Dataset excerpts
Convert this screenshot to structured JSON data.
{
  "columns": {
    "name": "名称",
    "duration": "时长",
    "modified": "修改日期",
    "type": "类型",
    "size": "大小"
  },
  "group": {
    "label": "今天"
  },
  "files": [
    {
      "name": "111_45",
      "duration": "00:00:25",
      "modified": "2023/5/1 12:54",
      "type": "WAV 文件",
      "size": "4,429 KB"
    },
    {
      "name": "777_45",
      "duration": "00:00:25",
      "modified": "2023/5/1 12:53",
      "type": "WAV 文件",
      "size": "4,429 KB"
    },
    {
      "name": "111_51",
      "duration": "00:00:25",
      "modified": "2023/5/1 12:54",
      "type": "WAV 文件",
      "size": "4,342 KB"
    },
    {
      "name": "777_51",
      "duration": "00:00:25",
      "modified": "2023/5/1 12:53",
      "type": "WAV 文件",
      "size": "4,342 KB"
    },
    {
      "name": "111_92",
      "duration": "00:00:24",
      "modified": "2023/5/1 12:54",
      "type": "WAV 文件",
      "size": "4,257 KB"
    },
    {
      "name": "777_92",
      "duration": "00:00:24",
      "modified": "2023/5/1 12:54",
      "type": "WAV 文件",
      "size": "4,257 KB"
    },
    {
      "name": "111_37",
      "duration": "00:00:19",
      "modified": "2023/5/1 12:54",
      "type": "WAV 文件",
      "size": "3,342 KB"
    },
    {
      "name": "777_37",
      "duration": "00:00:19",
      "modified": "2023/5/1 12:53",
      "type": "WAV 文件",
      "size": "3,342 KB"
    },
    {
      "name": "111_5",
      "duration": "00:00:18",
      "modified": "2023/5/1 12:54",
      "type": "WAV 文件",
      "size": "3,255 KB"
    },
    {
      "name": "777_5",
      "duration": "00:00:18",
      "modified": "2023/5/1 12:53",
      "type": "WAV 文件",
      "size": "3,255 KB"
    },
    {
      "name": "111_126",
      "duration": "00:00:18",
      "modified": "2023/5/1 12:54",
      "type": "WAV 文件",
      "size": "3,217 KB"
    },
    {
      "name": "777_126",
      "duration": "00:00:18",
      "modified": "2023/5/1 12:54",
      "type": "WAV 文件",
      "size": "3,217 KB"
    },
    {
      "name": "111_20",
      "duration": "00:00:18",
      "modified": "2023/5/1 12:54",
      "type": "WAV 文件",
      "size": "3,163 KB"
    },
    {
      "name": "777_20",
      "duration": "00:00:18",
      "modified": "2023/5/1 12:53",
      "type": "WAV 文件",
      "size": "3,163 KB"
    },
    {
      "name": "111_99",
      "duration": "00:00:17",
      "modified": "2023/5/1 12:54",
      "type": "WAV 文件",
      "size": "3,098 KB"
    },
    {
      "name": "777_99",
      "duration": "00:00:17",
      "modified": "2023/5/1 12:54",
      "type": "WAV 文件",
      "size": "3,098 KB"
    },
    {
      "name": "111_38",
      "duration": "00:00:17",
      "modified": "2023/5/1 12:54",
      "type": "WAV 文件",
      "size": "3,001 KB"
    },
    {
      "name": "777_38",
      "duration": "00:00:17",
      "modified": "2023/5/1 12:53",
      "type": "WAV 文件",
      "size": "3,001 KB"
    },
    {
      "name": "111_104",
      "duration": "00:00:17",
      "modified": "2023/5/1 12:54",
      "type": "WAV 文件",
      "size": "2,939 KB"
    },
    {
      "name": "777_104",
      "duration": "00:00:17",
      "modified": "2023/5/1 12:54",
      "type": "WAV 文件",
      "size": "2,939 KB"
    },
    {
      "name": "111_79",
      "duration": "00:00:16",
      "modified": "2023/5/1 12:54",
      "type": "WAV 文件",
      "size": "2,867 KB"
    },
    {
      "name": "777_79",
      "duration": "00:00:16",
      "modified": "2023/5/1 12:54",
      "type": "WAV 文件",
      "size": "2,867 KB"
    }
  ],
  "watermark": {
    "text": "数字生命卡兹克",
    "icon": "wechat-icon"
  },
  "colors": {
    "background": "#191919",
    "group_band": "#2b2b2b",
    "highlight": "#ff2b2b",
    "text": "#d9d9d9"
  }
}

• **WORK TO BE COMPLETED**:
Set down the listing in full, keeping every word exactly as it is.

• **OUTPUT OF THE TASK**:
Convert this screenshot to structured JSON data.
{
  "columns": {
    "name": "名称",
    "duration": "时长",
    "modified": "修改日期",
    "type": "类型",
    "size": "大小"
  },
  "group": {
    "label": "今天"
  },
  "files": [
    {
      "name": "111_45",
      "duration": "00:00:25",
      "modified": "2023/5/1 12:54",
      "type": "WAV 文件",
      "size": "4,429 KB"
    },
    {
      "name": "777_45",
      "duration": "00:00:25",
      "modified": "2023/5/1 12:53",
      "type": "WAV 文件",
      "size": "4,429 KB"
    },
    {
      "name": "111_51",
      "duration": "00:00:25",
      "modified": "2023/5/1 12:54",
      "type": "WAV 文件",
      "size": "4,342 KB"
    },
    {
      "name": "777_51",
      "duration": "00:00:25",
      "modified": "2023/5/1 12:53",
      "type": "WAV 文件",
      "size": "4,342 KB"
    },
    {
      "name": "111_92",
      "duration": "00:00:24",
      "modified": "2023/5/1 12:54",
      "type": "WAV 文件",
      "size": "4,257 KB"
    },
    {
      "name": "777_92",
      "duration": "00:00:24",
      "modified": "2023/5/1 12:54",
      "type": "WAV 文件",
      "size": "4,257 KB"
    },
    {
      "name": "111_37",
      "duration": "00:00:19",
      "modified": "2023/5/1 12:54",
      "type": "WAV 文件",
      "size": "3,342 KB"
    },
    {
      "name": "777_37",
      "duration": "00:00:19",
      "modified": "2023/5/1 12:53",
      "type": "WAV 文件",
      "size": "3,342 KB"
    },
    {
      "name": "111_5",
      "duration": "00:00:18",
      "modified": "2023/5/1 12:54",
      "type": "WAV 文件",
      "size": "3,255 KB"
    },
    {
      "name": "777_5",
      "duration": "00:00:18",
      "modified": "2023/5/1 12:53",
      "type": "WAV 文件",
      "size": "3,255 KB"
    },
    {
      "name": "111_126",
      "duration": "00:00:18",
      "modified": "2023/5/1 12:54",
      "type": "WAV 文件",
      "size": "3,217 KB"
    },
    {
      "name": "777_126",
      "duration": "00:00:18",
      "modified": "2023/5/1 12:54",
      "type": "WAV 文件",
      "size": "3,217 KB"
    },
    {
      "name": "111_20",
      "duration": "00:00:18",
      "modified": "2023/5/1 12:54",
      "type": "WAV 文件",
      "size": "3,163 KB"
    },
    {
      "name": "777_20",
      "duration": "00:00:18",
      "modified": "2023/5/1 12:53",
      "type": "WAV 文件",
      "size": "3,163 KB"
    },
    {
      "name": "111_99",
      "duration": "00:00:17",
      "modified": "2023/5/1 12:54",
      "type": "WAV 文件",
      "size": "3,098 KB"
    },
    {
      "name": "777_99",
      "duration": "00:00:17",
      "modified": "2023/5/1 12:54",
      "type": "WAV 文件",
      "size": "3,098 KB"
    },
    {
      "name": "111_38",
      "duration": "00:00:17",
      "modified": "2023/5/1 12:54",
      "type": "WAV 文件",
      "size": "3,001 KB"
    },
    {
      "name": "777_38",
      "duration": "00:00:17",
      "modified": "2023/5/1 12:53",
      "type": "WAV 文件",
      "size": "3,001 KB"
    },
    {
      "name": "111_104",
      "duration": "00:00:17",
      "modified": "2023/5/1 12:54",
      "type": "WAV 文件",
      "size": "2,939 KB"
    },
    {
      "name": "777_104",
      "duration": "00:00:17",
      "modified": "2023/5/1 12:54",
      "type": "WAV 文件",
      "size": "2,939 KB"
    },
    {
      "name": "111_79",
      "duration": "00:00:16",
      "modified": "2023/5/1 12:54",
      "type": "WAV 文件",
      "size": "2,867 KB"
    },
    {
      "name": "777_79",
      "duration": "00:00:16",
      "modified": "2023/5/1 12:54",
      "type": "WAV 文件",
      "size": "2,867 KB"
    }
  ],
  "watermark": {
    "text": "数字生命卡兹克",
    "icon": "wechat-icon"
  },
  "colors": {
    "background": "#191919",
    "group_band": "#2b2b2b",
    "highlight": "#ff2b2b",
    "text": "#d9d9d9"
  }
}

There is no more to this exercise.